Page MenuHomePhabricator

Investigate running Stan models on GPU
Closed, DeclinedPublic



The Product-Analytics team relies heavily on the probabilistic programming language and software Stan to build and fit statistical models. Specifically, @nettrom_WMF fits complex hierarchical regression models in order to analyze Growth team's experiments, often taking many hours and sometimes days – even with parallel chains on stat1008 CPU cores. (Bayesian models are more computationally intensive than non-Bayesian models since they rely on MCMC for inference.)

In January, the Stan Development Team expanded support for OpenCL:

In addition to the GLM lpdf/lpmf functions, there are now 32 additional distributions that can utilize OpenCL on the GPU or CPU to speedup execution. The speedups vary between distributions and argument types (whether they are data or parameters). We have observed speedups in the range of 2- to 50-fold compared to sequential execution.

This recent tweet in particular is very promising and sparked this task:

I've rewritten the Stan program for a four level logistic regression model seven times now in pursuit of OpenCL speed gains. With an Nvidia RTX 3090 I've managed to get wall time from ~3 days down to ~8 hours in #rstats with cmdstanr

It looks like even just using OpenCL on CPU brings substantial speed-up to this, and using OpenCL on GPU can bring an even greater speed-up.

PROVIDED MATERIAL »
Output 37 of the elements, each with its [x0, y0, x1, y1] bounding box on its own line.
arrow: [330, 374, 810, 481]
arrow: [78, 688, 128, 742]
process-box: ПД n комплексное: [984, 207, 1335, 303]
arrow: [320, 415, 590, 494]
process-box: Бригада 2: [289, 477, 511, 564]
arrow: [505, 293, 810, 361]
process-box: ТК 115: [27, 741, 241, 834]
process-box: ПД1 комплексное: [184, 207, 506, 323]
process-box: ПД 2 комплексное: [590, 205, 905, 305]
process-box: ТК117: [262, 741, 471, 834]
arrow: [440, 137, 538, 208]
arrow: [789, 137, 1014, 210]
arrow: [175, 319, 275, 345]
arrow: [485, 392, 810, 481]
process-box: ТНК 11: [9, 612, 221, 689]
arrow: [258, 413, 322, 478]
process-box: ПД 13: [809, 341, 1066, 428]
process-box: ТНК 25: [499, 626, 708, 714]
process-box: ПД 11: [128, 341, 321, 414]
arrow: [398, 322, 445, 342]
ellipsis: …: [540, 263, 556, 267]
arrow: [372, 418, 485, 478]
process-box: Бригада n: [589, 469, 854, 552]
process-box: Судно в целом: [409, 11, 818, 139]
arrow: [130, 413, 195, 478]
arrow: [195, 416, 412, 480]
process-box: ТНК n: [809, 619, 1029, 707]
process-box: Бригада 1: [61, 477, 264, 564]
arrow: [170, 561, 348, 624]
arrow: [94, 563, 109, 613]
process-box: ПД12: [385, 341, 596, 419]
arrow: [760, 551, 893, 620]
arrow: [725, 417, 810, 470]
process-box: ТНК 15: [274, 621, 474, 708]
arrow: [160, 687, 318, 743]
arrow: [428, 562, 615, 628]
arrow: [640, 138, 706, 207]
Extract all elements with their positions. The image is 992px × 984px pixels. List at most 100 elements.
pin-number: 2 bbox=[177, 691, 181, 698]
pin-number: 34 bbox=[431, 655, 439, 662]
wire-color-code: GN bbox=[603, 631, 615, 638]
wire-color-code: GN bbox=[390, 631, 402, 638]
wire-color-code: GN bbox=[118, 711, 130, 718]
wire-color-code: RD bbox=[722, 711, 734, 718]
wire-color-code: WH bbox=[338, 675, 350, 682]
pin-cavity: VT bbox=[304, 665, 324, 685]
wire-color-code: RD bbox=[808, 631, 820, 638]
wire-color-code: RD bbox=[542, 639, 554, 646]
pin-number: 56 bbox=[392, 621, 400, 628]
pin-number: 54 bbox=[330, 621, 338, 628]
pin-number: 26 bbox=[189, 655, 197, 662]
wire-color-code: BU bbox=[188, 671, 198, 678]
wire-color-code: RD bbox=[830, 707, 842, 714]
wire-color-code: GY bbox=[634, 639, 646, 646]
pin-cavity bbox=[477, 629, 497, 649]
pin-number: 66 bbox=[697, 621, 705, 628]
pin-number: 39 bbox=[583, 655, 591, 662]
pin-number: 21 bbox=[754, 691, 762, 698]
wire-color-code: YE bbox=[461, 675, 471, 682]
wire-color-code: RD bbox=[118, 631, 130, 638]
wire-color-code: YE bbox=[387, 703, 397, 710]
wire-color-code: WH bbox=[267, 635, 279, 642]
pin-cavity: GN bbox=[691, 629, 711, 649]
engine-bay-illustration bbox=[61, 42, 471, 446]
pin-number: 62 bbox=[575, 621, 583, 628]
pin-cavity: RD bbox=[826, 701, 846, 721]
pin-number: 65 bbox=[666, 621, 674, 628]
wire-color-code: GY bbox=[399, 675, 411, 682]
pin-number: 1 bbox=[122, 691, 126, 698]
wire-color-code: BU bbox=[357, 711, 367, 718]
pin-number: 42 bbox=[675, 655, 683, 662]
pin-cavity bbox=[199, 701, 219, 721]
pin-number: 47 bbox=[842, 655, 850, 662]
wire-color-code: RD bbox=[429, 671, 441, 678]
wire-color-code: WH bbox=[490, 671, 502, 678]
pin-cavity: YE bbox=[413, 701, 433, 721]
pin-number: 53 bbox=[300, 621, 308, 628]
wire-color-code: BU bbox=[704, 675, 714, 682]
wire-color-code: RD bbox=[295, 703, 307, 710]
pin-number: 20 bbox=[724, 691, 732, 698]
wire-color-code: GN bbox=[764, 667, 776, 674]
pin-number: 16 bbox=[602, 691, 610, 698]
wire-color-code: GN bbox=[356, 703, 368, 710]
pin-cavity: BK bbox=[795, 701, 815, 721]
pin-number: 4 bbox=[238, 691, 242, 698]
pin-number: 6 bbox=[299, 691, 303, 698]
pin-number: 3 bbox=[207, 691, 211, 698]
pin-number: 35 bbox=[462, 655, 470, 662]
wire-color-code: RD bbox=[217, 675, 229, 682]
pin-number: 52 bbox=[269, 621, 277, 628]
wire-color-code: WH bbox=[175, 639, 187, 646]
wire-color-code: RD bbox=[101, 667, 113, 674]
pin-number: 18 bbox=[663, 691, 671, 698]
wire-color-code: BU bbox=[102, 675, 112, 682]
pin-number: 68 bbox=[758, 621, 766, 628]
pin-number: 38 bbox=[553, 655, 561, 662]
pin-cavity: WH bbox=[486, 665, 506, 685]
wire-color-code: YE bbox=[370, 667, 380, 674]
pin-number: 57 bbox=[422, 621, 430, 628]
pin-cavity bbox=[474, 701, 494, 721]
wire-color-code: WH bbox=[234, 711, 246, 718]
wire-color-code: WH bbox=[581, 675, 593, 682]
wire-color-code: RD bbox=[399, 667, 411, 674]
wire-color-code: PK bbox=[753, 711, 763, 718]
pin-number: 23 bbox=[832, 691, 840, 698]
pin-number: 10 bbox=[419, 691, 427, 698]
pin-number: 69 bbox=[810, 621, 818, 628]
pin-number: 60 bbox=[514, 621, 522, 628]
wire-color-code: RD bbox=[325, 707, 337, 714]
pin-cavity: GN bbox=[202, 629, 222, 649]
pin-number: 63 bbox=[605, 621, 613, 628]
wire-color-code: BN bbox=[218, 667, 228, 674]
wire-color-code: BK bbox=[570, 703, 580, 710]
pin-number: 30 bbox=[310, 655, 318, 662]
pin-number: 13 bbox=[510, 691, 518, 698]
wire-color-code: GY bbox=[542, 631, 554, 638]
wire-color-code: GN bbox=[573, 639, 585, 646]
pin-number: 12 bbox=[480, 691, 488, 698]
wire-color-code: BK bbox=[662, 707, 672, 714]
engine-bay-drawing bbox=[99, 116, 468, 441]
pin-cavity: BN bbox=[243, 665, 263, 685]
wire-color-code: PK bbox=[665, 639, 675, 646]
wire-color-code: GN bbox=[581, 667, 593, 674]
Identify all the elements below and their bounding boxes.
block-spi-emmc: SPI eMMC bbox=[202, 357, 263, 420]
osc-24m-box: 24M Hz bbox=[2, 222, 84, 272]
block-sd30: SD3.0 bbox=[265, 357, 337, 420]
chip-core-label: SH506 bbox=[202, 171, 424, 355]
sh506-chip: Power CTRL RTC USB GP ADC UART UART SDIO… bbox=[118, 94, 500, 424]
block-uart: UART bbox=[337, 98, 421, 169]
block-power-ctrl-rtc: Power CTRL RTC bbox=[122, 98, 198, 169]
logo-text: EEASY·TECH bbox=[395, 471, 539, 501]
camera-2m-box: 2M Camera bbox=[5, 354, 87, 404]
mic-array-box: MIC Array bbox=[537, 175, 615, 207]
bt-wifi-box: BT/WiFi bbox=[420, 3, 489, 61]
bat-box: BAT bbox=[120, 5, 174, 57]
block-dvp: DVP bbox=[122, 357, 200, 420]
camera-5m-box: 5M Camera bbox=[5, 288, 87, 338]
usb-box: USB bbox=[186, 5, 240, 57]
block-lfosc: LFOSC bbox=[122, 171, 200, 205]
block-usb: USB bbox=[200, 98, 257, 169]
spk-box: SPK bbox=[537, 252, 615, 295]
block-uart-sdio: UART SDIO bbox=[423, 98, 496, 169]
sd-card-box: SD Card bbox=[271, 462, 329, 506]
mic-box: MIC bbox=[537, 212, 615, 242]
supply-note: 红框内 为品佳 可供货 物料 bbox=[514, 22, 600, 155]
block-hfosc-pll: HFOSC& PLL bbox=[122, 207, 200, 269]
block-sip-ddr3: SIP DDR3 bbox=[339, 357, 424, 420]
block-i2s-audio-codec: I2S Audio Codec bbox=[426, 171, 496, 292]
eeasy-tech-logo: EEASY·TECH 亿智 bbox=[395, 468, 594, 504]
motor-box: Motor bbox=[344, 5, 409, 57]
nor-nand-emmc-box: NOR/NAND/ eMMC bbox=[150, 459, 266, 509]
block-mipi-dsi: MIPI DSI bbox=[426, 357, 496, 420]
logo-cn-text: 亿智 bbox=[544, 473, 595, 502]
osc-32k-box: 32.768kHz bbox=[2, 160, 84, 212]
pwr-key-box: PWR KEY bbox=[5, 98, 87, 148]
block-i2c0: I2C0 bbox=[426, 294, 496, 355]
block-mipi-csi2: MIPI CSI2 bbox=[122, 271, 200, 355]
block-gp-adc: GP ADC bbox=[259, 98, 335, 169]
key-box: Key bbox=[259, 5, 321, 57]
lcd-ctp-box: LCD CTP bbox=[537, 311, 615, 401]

OBJECTIVE » Carry on the Phabricator write-up about running Stan models on GPU, starting after its last sentence.

EXERCISE ANSWER »
If we can accomplish this, there are two enormous practical benefits:

  • Iteration: a major part of analysis with Bayesian models requires iterative model development and comparing multiple competing models, if we can make model fitting faster as a whole we will shorten the overall analysis time AND encourage more iteration, which can lead to more accurate models and more trustworthy results
  • Deliverables: whether fitting just one model or several (as mentioned above), if we can make model fitting faster then data scientists will be able to deliver better results & insights to their stakeholders more quickly and not delay decision making


  1. Build CmdStan from source with OpenCL support & interfacing with ROCm driver
  2. Execute a model on AMD GPUs that are installed on stat1005 and stat1008.

Note: The same underlying CmdStan installation can then be used by CmdStanPy, CmdStanR, and CmdStan.jl interfaces for Python, R, and Julia, respectively. The high-level modeling R package BRMS also has support for fitting models using a CmdStanR backend, so it could potentially benefit from OpenCL & GPU support as well.

This will need to be a joint effort between the Product Analytics and Data Engineering teams.

Additional Context

Stan Models

A model is written in Stan (or specified using a high-level interface like BRMS that turns it into a Stan program) and translated into C++ & compiled to a binary executable which takes data as input and outputs MCMC samples of the model's parameters inferred from the data.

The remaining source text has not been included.